=== The problem ===
Tally the lines that contain the string "this" and give the number by itself.

=== Provided records ===

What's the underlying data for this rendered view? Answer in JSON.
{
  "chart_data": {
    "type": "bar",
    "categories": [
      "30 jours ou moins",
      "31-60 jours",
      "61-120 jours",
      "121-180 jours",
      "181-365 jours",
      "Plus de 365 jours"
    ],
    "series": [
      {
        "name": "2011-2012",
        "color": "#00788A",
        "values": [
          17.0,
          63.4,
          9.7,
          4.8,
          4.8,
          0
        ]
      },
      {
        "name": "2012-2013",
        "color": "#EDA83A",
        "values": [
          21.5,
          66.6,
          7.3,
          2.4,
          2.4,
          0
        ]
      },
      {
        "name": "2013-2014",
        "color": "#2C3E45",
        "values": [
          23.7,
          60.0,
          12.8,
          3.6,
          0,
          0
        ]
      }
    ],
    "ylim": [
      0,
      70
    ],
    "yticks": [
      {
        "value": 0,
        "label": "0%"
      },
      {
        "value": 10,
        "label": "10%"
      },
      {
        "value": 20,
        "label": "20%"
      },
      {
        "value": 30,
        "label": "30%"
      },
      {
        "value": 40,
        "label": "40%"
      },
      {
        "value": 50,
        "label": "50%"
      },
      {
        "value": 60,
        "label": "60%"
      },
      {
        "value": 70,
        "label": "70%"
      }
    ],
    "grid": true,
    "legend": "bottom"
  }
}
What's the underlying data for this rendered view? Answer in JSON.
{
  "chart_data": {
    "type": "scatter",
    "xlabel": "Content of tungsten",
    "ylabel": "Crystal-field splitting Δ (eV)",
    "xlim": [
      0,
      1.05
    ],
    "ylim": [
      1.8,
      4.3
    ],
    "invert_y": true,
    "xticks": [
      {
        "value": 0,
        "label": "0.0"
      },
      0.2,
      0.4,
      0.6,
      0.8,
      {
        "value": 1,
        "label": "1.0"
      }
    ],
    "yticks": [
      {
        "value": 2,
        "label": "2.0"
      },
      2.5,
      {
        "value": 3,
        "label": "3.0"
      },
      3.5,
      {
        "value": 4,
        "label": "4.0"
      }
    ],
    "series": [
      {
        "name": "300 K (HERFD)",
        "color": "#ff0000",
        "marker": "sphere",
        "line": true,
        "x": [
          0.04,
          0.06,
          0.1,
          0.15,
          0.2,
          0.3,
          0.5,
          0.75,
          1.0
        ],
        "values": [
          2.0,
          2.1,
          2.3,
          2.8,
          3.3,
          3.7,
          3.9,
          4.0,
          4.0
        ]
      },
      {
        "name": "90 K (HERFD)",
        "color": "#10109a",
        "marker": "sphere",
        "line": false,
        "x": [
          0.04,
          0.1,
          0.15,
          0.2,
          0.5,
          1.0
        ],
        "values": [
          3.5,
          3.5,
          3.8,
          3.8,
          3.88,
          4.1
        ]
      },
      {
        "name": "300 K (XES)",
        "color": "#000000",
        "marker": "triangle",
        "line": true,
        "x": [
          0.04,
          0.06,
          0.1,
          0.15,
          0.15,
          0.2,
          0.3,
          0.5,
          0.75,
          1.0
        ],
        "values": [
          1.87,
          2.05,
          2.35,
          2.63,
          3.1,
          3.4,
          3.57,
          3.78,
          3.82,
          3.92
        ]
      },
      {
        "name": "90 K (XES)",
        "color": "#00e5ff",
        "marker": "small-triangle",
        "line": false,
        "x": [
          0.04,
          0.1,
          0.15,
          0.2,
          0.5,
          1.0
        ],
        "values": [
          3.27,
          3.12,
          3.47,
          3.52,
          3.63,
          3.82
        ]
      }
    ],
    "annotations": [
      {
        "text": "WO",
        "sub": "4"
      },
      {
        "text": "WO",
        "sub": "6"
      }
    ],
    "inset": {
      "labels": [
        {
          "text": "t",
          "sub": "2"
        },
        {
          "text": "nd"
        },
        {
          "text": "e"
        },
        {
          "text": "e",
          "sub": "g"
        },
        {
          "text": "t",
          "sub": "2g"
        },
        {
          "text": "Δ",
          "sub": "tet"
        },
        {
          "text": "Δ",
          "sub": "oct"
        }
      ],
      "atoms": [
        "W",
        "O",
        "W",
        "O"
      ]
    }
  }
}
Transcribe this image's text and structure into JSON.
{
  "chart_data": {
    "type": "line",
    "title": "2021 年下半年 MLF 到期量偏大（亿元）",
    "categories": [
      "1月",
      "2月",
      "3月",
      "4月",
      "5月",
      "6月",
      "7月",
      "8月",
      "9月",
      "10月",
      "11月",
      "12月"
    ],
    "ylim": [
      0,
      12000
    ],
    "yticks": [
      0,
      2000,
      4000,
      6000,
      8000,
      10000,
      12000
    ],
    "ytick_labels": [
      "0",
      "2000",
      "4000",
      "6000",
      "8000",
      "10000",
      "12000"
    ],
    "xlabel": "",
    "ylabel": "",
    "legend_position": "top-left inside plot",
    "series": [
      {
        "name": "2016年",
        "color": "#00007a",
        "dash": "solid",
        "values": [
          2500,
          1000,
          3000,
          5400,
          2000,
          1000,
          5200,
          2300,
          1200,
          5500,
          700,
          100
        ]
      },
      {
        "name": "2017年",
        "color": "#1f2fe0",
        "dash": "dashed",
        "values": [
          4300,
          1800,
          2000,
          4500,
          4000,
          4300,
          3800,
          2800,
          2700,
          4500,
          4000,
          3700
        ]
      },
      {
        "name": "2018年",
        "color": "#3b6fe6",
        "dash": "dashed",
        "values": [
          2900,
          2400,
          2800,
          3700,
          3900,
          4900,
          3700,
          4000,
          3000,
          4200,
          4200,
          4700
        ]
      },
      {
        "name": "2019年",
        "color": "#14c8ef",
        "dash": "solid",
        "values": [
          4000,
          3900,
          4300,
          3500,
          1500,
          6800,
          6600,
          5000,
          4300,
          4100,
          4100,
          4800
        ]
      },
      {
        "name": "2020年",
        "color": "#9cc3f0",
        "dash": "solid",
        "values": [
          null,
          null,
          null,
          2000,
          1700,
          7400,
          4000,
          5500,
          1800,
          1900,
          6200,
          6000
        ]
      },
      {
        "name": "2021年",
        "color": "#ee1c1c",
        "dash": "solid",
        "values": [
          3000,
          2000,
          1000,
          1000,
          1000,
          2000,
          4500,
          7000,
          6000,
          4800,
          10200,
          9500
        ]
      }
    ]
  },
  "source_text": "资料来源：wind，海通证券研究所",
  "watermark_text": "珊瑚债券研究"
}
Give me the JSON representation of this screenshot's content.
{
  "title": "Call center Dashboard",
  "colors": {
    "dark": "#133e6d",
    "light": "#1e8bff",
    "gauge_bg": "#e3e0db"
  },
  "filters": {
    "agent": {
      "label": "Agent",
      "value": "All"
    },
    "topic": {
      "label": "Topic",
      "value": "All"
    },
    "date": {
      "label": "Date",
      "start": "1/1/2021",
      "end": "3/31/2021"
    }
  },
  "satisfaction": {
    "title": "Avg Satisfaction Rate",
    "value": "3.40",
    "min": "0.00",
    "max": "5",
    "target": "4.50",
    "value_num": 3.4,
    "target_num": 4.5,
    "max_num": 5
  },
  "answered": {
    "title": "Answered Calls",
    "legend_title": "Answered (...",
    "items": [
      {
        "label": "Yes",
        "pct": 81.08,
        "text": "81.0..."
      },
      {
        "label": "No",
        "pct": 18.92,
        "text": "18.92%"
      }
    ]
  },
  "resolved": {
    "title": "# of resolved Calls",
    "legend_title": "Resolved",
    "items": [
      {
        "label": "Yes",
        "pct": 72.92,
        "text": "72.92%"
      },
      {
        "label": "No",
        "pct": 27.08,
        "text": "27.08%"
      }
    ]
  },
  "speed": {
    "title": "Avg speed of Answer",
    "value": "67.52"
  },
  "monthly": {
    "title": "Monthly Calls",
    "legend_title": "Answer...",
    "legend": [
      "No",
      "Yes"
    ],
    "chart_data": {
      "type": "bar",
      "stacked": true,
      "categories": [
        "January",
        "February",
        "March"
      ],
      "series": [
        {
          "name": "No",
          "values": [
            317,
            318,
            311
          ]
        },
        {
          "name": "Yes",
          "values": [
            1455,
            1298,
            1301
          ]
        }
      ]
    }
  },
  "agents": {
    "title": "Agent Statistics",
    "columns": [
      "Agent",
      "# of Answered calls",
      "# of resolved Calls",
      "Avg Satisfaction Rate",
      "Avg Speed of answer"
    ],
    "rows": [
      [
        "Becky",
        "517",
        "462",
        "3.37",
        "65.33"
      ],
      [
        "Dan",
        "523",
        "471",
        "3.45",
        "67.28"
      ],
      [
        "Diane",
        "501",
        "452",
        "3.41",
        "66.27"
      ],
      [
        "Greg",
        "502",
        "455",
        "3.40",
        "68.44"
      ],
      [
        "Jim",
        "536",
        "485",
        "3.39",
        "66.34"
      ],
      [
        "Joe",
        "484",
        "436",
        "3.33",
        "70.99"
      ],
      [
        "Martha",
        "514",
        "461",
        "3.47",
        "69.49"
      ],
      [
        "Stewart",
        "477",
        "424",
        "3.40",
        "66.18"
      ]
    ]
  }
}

=== Right answer ===
4